> **Record set**
******

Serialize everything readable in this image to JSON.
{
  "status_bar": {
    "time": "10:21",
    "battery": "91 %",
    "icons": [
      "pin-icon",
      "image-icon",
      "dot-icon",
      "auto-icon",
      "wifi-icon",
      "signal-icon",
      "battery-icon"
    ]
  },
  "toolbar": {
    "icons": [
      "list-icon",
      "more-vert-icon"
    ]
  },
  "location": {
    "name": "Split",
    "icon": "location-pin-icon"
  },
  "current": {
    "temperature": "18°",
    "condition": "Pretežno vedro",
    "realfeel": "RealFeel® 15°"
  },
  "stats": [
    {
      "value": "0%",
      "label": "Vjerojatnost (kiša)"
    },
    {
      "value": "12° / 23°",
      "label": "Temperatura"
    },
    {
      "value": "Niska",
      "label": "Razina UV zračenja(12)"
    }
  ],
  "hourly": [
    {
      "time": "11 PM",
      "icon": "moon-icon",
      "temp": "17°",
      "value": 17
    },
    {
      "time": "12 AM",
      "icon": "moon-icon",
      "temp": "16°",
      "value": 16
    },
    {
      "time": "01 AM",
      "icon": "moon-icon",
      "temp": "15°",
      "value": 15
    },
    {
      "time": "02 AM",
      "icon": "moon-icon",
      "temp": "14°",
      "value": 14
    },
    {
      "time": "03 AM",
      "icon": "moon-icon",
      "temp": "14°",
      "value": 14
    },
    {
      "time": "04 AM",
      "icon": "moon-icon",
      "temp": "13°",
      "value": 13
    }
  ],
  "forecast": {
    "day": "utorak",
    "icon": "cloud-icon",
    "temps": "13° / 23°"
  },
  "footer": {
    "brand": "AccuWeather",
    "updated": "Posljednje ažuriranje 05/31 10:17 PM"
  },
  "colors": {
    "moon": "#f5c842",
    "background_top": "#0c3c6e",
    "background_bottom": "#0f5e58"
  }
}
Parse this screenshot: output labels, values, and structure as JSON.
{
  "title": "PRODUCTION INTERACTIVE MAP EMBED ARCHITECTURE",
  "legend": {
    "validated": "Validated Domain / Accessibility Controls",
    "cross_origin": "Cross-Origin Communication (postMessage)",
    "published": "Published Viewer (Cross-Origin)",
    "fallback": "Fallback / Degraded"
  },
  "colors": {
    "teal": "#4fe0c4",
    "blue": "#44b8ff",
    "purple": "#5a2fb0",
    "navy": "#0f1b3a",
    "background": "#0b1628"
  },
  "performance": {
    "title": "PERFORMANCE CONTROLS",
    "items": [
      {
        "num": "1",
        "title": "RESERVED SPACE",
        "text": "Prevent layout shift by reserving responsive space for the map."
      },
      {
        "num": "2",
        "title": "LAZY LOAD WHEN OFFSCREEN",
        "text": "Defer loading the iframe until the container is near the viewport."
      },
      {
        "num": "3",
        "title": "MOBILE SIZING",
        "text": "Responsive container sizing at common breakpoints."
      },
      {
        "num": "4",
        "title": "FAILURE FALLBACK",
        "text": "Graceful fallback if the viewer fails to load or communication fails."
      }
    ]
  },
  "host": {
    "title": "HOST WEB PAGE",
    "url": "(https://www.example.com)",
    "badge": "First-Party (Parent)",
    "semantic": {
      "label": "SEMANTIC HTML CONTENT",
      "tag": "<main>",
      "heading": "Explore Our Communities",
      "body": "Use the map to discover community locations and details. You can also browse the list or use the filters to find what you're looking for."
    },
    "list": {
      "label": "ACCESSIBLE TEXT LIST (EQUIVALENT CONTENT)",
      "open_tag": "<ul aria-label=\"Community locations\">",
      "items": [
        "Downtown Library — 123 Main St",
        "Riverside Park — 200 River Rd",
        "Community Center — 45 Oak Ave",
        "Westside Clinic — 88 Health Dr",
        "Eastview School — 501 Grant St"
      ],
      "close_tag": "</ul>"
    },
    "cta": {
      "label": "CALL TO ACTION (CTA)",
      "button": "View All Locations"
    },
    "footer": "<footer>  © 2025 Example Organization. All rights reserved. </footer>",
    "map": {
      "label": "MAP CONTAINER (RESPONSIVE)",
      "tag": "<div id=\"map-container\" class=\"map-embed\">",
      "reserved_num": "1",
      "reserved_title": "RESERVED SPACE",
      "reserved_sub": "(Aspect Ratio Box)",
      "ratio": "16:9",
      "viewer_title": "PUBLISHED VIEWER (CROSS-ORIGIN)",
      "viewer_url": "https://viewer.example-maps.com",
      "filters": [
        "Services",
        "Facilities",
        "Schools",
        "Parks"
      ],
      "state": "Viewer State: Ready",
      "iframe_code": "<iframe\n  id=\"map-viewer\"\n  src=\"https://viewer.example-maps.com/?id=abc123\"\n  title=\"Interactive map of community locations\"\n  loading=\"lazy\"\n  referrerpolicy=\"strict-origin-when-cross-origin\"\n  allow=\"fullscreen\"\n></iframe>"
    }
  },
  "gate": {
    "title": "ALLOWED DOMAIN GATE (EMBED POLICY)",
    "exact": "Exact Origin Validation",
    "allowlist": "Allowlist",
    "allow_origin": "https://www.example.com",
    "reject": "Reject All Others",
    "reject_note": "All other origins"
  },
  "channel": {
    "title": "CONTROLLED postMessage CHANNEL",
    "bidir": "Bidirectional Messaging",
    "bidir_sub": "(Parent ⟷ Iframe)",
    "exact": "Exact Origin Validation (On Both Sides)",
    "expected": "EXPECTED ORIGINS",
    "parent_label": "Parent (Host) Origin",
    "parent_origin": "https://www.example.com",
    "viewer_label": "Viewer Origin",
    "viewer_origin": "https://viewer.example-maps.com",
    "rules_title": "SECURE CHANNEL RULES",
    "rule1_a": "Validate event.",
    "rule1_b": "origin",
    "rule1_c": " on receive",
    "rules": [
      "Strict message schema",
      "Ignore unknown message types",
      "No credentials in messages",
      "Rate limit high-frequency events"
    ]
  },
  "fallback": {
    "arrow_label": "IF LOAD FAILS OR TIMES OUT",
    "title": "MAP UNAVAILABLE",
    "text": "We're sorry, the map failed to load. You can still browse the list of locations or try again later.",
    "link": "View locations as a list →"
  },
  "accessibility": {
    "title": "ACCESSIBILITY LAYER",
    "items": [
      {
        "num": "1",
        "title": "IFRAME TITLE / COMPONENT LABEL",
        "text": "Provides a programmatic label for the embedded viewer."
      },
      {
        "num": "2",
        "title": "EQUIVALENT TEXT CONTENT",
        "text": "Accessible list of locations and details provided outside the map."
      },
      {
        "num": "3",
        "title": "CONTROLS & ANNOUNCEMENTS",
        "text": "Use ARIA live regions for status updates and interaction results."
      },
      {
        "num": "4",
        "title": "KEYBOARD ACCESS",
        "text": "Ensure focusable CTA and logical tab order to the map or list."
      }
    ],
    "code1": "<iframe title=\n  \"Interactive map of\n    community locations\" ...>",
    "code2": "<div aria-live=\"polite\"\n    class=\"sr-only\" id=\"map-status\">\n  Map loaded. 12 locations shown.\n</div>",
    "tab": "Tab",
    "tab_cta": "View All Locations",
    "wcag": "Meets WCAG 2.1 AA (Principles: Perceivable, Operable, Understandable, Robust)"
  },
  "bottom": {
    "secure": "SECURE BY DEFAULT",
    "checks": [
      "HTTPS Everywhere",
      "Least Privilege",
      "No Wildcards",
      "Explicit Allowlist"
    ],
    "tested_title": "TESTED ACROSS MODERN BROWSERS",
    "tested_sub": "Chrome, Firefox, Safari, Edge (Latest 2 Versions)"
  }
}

******

> **What to do**
All the data must be duplicated exactly, with nothing added or removed.

> **Solution to this task**
Serialize everything readable in this image to JSON.
{
  "status_bar": {
    "time": "10:21",
    "battery": "91 %",
    "icons": [
      "pin-icon",
      "image-icon",
      "dot-icon",
      "auto-icon",
      "wifi-icon",
      "signal-icon",
      "battery-icon"
    ]
  },
  "toolbar": {
    "icons": [
      "list-icon",
      "more-vert-icon"
    ]
  },
  "location": {
    "name": "Split",
    "icon": "location-pin-icon"
  },
  "current": {
    "temperature": "18°",
    "condition": "Pretežno vedro",
    "realfeel": "RealFeel® 15°"
  },
  "stats": [
    {
      "value": "0%",
      "label": "Vjerojatnost (kiša)"
    },
    {
      "value": "12° / 23°",
      "label": "Temperatura"
    },
    {
      "value": "Niska",
      "label": "Razina UV zračenja(12)"
    }
  ],
  "hourly": [
    {
      "time": "11 PM",
      "icon": "moon-icon",
      "temp": "17°",
      "value": 17
    },
    {
      "time": "12 AM",
      "icon": "moon-icon",
      "temp": "16°",
      "value": 16
    },
    {
      "time": "01 AM",
      "icon": "moon-icon",
      "temp": "15°",
      "value": 15
    },
    {
      "time": "02 AM",
      "icon": "moon-icon",
      "temp": "14°",
      "value": 14
    },
    {
      "time": "03 AM",
      "icon": "moon-icon",
      "temp": "14°",
      "value": 14
    },
    {
      "time": "04 AM",
      "icon": "moon-icon",
      "temp": "13°",
      "value": 13
    }
  ],
  "forecast": {
    "day": "utorak",
    "icon": "cloud-icon",
    "temps": "13° / 23°"
  },
  "footer": {
    "brand": "AccuWeather",
    "updated": "Posljednje ažuriranje 05/31 10:17 PM"
  },
  "colors": {
    "moon": "#f5c842",
    "background_top": "#0c3c6e",
    "background_bottom": "#0f5e58"
  }
}
Parse this screenshot: output labels, values, and structure as JSON.
{
  "title": "PRODUCTION INTERACTIVE MAP EMBED ARCHITECTURE",
  "legend": {
    "validated": "Validated Domain / Accessibility Controls",
    "cross_origin": "Cross-Origin Communication (postMessage)",
    "published": "Published Viewer (Cross-Origin)",
    "fallback": "Fallback / Degraded"
  },
  "colors": {
    "teal": "#4fe0c4",
    "blue": "#44b8ff",
    "purple": "#5a2fb0",
    "navy": "#0f1b3a",
    "background": "#0b1628"
  },
  "performance": {
    "title": "PERFORMANCE CONTROLS",
    "items": [
      {
        "num": "1",
        "title": "RESERVED SPACE",
        "text": "Prevent layout shift by reserving responsive space for the map."
      },
      {
        "num": "2",
        "title": "LAZY LOAD WHEN OFFSCREEN",
        "text": "Defer loading the iframe until the container is near the viewport."
      },
      {
        "num": "3",
        "title": "MOBILE SIZING",
        "text": "Responsive container sizing at common breakpoints."
      },
      {
        "num": "4",
        "title": "FAILURE FALLBACK",
        "text": "Graceful fallback if the viewer fails to load or communication fails."
      }
    ]
  },
  "host": {
    "title": "HOST WEB PAGE",
    "url": "(https://www.example.com)",
    "badge": "First-Party (Parent)",
    "semantic": {
      "label": "SEMANTIC HTML CONTENT",
      "tag": "<main>",
      "heading": "Explore Our Communities",
      "body": "Use the map to discover community locations and details. You can also browse the list or use the filters to find what you're looking for."
    },
    "list": {
      "label": "ACCESSIBLE TEXT LIST (EQUIVALENT CONTENT)",
      "open_tag": "<ul aria-label=\"Community locations\">",
      "items": [
        "Downtown Library — 123 Main St",
        "Riverside Park — 200 River Rd",
        "Community Center — 45 Oak Ave",
        "Westside Clinic — 88 Health Dr",
        "Eastview School — 501 Grant St"
      ],
      "close_tag": "</ul>"
    },
    "cta": {
      "label": "CALL TO ACTION (CTA)",
      "button": "View All Locations"
    },
    "footer": "<footer>  © 2025 Example Organization. All rights reserved. </footer>",
    "map": {
      "label": "MAP CONTAINER (RESPONSIVE)",
      "tag": "<div id=\"map-container\" class=\"map-embed\">",
      "reserved_num": "1",
      "reserved_title": "RESERVED SPACE",
      "reserved_sub": "(Aspect Ratio Box)",
      "ratio": "16:9",
      "viewer_title": "PUBLISHED VIEWER (CROSS-ORIGIN)",
      "viewer_url": "https://viewer.example-maps.com",
      "filters": [
        "Services",
        "Facilities",
        "Schools",
        "Parks"
      ],
      "state": "Viewer State: Ready",
      "iframe_code": "<iframe\n  id=\"map-viewer\"\n  src=\"https://viewer.example-maps.com/?id=abc123\"\n  title=\"Interactive map of community locations\"\n  loading=\"lazy\"\n  referrerpolicy=\"strict-origin-when-cross-origin\"\n  allow=\"fullscreen\"\n></iframe>"
    }
  },
  "gate": {
    "title": "ALLOWED DOMAIN GATE (EMBED POLICY)",
    "exact": "Exact Origin Validation",
    "allowlist": "Allowlist",
    "allow_origin": "https://www.example.com",
    "reject": "Reject All Others",
    "reject_note": "All other origins"
  },
  "channel": {
    "title": "CONTROLLED postMessage CHANNEL",
    "bidir": "Bidirectional Messaging",
    "bidir_sub": "(Parent ⟷ Iframe)",
    "exact": "Exact Origin Validation (On Both Sides)",
    "expected": "EXPECTED ORIGINS",
    "parent_label": "Parent (Host) Origin",
    "parent_origin": "https://www.example.com",
    "viewer_label": "Viewer Origin",
    "viewer_origin": "https://viewer.example-maps.com",
    "rules_title": "SECURE CHANNEL RULES",
    "rule1_a": "Validate event.",
    "rule1_b": "origin",
    "rule1_c": " on receive",
    "rules": [
      "Strict message schema",
      "Ignore unknown message types",
      "No credentials in messages",
      "Rate limit high-frequency events"
    ]
  },
  "fallback": {
    "arrow_label": "IF LOAD FAILS OR TIMES OUT",
    "title": "MAP UNAVAILABLE",
    "text": "We're sorry, the map failed to load. You can still browse the list of locations or try again later.",
    "link": "View locations as a list →"
  },
  "accessibility": {
    "title": "ACCESSIBILITY LAYER",
    "items": [
      {
        "num": "1",
        "title": "IFRAME TITLE / COMPONENT LABEL",
        "text": "Provides a programmatic label for the embedded viewer."
      },
      {
        "num": "2",
        "title": "EQUIVALENT TEXT CONTENT",
        "text": "Accessible list of locations and details provided outside the map."
      },
      {
        "num": "3",
        "title": "CONTROLS & ANNOUNCEMENTS",
        "text": "Use ARIA live regions for status updates and interaction results."
      },
      {
        "num": "4",
        "title": "KEYBOARD ACCESS",
        "text": "Ensure focusable CTA and logical tab order to the map or list."
      }
    ],
    "code1": "<iframe title=\n  \"Interactive map of\n    community locations\" ...>",
    "code2": "<div aria-live=\"polite\"\n    class=\"sr-only\" id=\"map-status\">\n  Map loaded. 12 locations shown.\n</div>",
    "tab": "Tab",
    "tab_cta": "View All Locations",
    "wcag": "Meets WCAG 2.1 AA (Principles: Perceivable, Operable, Understandable, Robust)"
  },
  "bottom": {
    "secure": "SECURE BY DEFAULT",
    "checks": [
      "HTTPS Everywhere",
      "Least Privilege",
      "No Wildcards",
      "Explicit Allowlist"
    ],
    "tested_title": "TESTED ACROSS MODERN BROWSERS",
    "tested_sub": "Chrome, Firefox, Safari, Edge (Latest 2 Versions)"
  }
}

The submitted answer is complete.